Lift out each line of the data that holds "学生活动".

>> START EXTRACTED INFORMATION

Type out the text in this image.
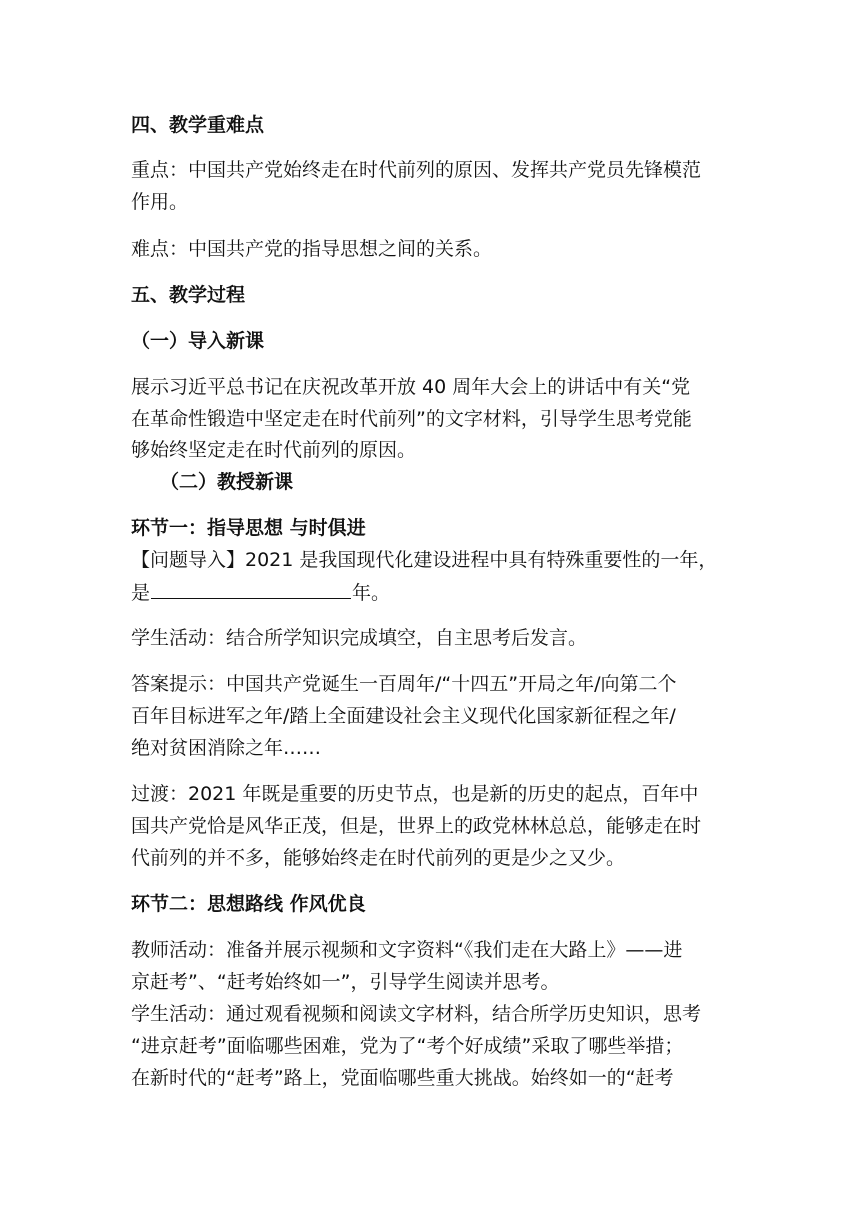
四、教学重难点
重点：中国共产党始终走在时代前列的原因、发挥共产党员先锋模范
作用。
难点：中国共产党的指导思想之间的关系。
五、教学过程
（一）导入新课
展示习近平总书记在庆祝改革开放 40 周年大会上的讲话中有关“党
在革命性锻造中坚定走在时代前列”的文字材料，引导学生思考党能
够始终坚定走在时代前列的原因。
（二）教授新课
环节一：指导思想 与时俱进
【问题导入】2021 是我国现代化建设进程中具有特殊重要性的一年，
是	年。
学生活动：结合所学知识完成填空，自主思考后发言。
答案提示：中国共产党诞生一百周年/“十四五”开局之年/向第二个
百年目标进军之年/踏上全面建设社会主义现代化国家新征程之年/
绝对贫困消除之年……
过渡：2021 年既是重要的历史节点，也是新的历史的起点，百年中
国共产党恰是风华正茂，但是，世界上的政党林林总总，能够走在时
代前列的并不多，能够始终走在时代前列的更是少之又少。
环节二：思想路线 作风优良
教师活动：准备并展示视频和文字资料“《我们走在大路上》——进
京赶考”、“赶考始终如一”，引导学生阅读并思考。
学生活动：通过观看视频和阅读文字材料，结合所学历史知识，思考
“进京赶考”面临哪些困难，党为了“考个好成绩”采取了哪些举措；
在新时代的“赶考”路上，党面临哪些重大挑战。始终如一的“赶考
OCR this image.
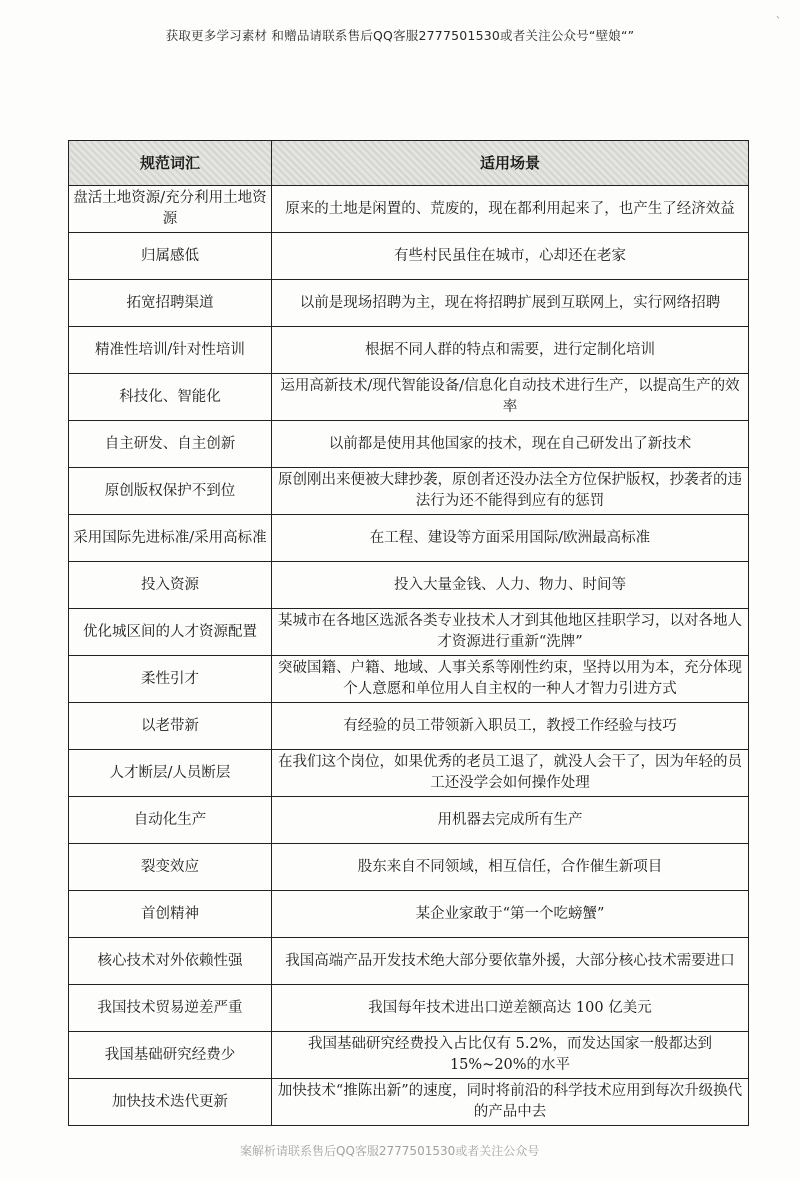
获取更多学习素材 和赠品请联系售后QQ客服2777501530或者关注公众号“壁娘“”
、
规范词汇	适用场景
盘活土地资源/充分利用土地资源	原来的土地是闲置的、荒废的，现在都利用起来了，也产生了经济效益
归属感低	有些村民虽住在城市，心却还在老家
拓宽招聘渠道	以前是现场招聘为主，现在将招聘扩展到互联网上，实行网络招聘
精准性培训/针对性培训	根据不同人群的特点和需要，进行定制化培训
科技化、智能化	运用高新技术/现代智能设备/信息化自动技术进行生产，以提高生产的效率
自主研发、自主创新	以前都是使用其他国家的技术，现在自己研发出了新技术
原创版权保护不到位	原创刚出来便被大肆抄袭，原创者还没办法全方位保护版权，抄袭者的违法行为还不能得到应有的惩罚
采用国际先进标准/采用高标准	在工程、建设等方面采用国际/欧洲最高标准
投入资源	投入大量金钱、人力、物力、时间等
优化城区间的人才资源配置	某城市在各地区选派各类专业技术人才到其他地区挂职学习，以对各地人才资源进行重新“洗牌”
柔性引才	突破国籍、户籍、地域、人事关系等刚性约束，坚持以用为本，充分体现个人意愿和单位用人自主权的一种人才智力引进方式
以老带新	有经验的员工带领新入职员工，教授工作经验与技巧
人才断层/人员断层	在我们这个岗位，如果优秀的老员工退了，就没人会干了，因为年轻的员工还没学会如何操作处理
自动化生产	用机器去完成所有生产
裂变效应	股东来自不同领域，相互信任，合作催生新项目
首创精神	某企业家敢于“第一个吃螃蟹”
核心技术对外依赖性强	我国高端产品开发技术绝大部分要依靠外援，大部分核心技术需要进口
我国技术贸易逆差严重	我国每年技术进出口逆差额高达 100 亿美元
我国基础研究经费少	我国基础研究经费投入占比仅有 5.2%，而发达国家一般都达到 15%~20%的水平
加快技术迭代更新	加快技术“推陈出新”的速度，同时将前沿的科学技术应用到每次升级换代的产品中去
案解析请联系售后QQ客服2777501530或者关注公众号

>> END EXTRACTED INFORMATION

FINISHED TASK:
学生活动：结合所学知识完成填空，自主思考后发言。
学生活动：通过观看视频和阅读文字材料，结合所学历史知识，思考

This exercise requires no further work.